Written request: Transcribe the listing below word for word.

Provided data:
□ □ □ □ □
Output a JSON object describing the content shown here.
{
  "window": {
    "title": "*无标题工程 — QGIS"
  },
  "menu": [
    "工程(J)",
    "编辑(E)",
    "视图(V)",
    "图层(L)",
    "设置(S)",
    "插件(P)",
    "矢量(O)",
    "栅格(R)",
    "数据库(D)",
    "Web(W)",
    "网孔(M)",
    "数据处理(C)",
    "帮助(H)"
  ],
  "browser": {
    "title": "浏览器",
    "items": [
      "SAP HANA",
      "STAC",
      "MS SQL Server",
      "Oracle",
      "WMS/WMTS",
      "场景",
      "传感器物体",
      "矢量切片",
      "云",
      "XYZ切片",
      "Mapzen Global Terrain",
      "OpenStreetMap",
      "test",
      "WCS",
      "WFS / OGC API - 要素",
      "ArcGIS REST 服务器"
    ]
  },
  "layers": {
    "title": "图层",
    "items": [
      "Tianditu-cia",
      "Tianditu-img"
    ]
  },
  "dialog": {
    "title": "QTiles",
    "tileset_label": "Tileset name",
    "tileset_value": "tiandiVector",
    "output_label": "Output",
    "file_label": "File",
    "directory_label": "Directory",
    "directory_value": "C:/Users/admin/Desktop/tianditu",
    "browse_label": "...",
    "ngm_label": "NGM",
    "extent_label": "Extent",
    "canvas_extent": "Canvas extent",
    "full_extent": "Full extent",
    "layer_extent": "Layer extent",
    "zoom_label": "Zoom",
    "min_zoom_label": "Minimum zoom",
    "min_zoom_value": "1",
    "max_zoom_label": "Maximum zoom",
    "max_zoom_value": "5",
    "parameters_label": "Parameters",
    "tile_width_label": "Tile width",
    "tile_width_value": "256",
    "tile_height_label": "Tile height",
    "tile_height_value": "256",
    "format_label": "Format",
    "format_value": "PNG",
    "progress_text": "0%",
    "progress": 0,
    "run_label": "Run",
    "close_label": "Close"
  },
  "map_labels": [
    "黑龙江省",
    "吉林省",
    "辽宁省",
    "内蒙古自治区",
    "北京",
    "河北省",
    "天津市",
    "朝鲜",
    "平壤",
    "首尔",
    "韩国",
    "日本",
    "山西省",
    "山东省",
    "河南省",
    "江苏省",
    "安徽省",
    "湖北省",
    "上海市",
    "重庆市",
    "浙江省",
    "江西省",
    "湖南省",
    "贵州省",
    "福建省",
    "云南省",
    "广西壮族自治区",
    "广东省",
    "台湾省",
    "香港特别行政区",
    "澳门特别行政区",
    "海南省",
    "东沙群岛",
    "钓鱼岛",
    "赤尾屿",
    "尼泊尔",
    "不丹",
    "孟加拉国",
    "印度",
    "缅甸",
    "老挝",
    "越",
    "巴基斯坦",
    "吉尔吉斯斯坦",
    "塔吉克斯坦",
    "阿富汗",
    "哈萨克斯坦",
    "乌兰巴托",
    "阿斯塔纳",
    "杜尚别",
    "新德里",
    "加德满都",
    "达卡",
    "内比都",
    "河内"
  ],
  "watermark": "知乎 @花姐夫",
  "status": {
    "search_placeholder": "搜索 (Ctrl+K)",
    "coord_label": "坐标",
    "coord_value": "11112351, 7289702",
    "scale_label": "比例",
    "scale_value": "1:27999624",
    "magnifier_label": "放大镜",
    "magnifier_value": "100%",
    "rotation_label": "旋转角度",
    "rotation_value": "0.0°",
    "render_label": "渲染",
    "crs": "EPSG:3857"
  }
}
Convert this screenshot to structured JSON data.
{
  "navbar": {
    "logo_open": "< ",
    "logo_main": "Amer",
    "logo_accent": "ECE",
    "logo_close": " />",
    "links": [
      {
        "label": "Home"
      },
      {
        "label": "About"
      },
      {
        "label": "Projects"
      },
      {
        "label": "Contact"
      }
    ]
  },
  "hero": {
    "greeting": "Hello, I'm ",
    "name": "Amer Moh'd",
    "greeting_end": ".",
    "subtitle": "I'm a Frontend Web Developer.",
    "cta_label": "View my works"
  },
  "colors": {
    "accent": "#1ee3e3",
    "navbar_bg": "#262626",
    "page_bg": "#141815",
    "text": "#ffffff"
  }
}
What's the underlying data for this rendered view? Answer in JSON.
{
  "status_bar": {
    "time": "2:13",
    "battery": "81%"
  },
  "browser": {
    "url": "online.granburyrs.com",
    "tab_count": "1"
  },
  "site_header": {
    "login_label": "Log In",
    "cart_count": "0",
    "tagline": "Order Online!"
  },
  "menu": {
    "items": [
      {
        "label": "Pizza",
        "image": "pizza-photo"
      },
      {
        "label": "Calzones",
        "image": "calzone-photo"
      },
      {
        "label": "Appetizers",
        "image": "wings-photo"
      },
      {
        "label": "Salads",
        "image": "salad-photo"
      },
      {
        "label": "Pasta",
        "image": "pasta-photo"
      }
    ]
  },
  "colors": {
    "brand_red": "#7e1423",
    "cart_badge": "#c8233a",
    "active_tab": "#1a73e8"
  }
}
□ □ □ □ □
Solution to this problem:
Output a JSON object describing the content shown here.
{
  "window": {
    "title": "*无标题工程 — QGIS"
  },
  "menu": [
    "工程(J)",
    "编辑(E)",
    "视图(V)",
    "图层(L)",
    "设置(S)",
    "插件(P)",
    "矢量(O)",
    "栅格(R)",
    "数据库(D)",
    "Web(W)",
    "网孔(M)",
    "数据处理(C)",
    "帮助(H)"
  ],
  "browser": {
    "title": "浏览器",
    "items": [
      "SAP HANA",
      "STAC",
      "MS SQL Server",
      "Oracle",
      "WMS/WMTS",
      "场景",
      "传感器物体",
      "矢量切片",
      "云",
      "XYZ切片",
      "Mapzen Global Terrain",
      "OpenStreetMap",
      "test",
      "WCS",
      "WFS / OGC API - 要素",
      "ArcGIS REST 服务器"
    ]
  },
  "layers": {
    "title": "图层",
    "items": [
      "Tianditu-cia",
      "Tianditu-img"
    ]
  },
  "dialog": {
    "title": "QTiles",
    "tileset_label": "Tileset name",
    "tileset_value": "tiandiVector",
    "output_label": "Output",
    "file_label": "File",
    "directory_label": "Directory",
    "directory_value": "C:/Users/admin/Desktop/tianditu",
    "browse_label": "...",
    "ngm_label": "NGM",
    "extent_label": "Extent",
    "canvas_extent": "Canvas extent",
    "full_extent": "Full extent",
    "layer_extent": "Layer extent",
    "zoom_label": "Zoom",
    "min_zoom_label": "Minimum zoom",
    "min_zoom_value": "1",
    "max_zoom_label": "Maximum zoom",
    "max_zoom_value": "5",
    "parameters_label": "Parameters",
    "tile_width_label": "Tile width",
    "tile_width_value": "256",
    "tile_height_label": "Tile height",
    "tile_height_value": "256",
    "format_label": "Format",
    "format_value": "PNG",
    "progress_text": "0%",
    "progress": 0,
    "run_label": "Run",
    "close_label": "Close"
  },
  "map_labels": [
    "黑龙江省",
    "吉林省",
    "辽宁省",
    "内蒙古自治区",
    "北京",
    "河北省",
    "天津市",
    "朝鲜",
    "平壤",
    "首尔",
    "韩国",
    "日本",
    "山西省",
    "山东省",
    "河南省",
    "江苏省",
    "安徽省",
    "湖北省",
    "上海市",
    "重庆市",
    "浙江省",
    "江西省",
    "湖南省",
    "贵州省",
    "福建省",
    "云南省",
    "广西壮族自治区",
    "广东省",
    "台湾省",
    "香港特别行政区",
    "澳门特别行政区",
    "海南省",
    "东沙群岛",
    "钓鱼岛",
    "赤尾屿",
    "尼泊尔",
    "不丹",
    "孟加拉国",
    "印度",
    "缅甸",
    "老挝",
    "越",
    "巴基斯坦",
    "吉尔吉斯斯坦",
    "塔吉克斯坦",
    "阿富汗",
    "哈萨克斯坦",
    "乌兰巴托",
    "阿斯塔纳",
    "杜尚别",
    "新德里",
    "加德满都",
    "达卡",
    "内比都",
    "河内"
  ],
  "watermark": "知乎 @花姐夫",
  "status": {
    "search_placeholder": "搜索 (Ctrl+K)",
    "coord_label": "坐标",
    "coord_value": "11112351, 7289702",
    "scale_label": "比例",
    "scale_value": "1:27999624",
    "magnifier_label": "放大镜",
    "magnifier_value": "100%",
    "rotation_label": "旋转角度",
    "rotation_value": "0.0°",
    "render_label": "渲染",
    "crs": "EPSG:3857"
  }
}
Convert this screenshot to structured JSON data.
{
  "navbar": {
    "logo_open": "< ",
    "logo_main": "Amer",
    "logo_accent": "ECE",
    "logo_close": " />",
    "links": [
      {
        "label": "Home"
      },
      {
        "label": "About"
      },
      {
        "label": "Projects"
      },
      {
        "label": "Contact"
      }
    ]
  },
  "hero": {
    "greeting": "Hello, I'm ",
    "name": "Amer Moh'd",
    "greeting_end": ".",
    "subtitle": "I'm a Frontend Web Developer.",
    "cta_label": "View my works"
  },
  "colors": {
    "accent": "#1ee3e3",
    "navbar_bg": "#262626",
    "page_bg": "#141815",
    "text": "#ffffff"
  }
}
What's the underlying data for this rendered view? Answer in JSON.
{
  "status_bar": {
    "time": "2:13",
    "battery": "81%"
  },
  "browser": {
    "url": "online.granburyrs.com",
    "tab_count": "1"
  },
  "site_header": {
    "login_label": "Log In",
    "cart_count": "0",
    "tagline": "Order Online!"
  },
  "menu": {
    "items": [
      {
        "label": "Pizza",
        "image": "pizza-photo"
      },
      {
        "label": "Calzones",
        "image": "calzone-photo"
      },
      {
        "label": "Appetizers",
        "image": "wings-photo"
      },
      {
        "label": "Salads",
        "image": "salad-photo"
      },
      {
        "label": "Pasta",
        "image": "pasta-photo"
      }
    ]
  },
  "colors": {
    "brand_red": "#7e1423",
    "cart_badge": "#c8233a",
    "active_tab": "#1a73e8"
  }
}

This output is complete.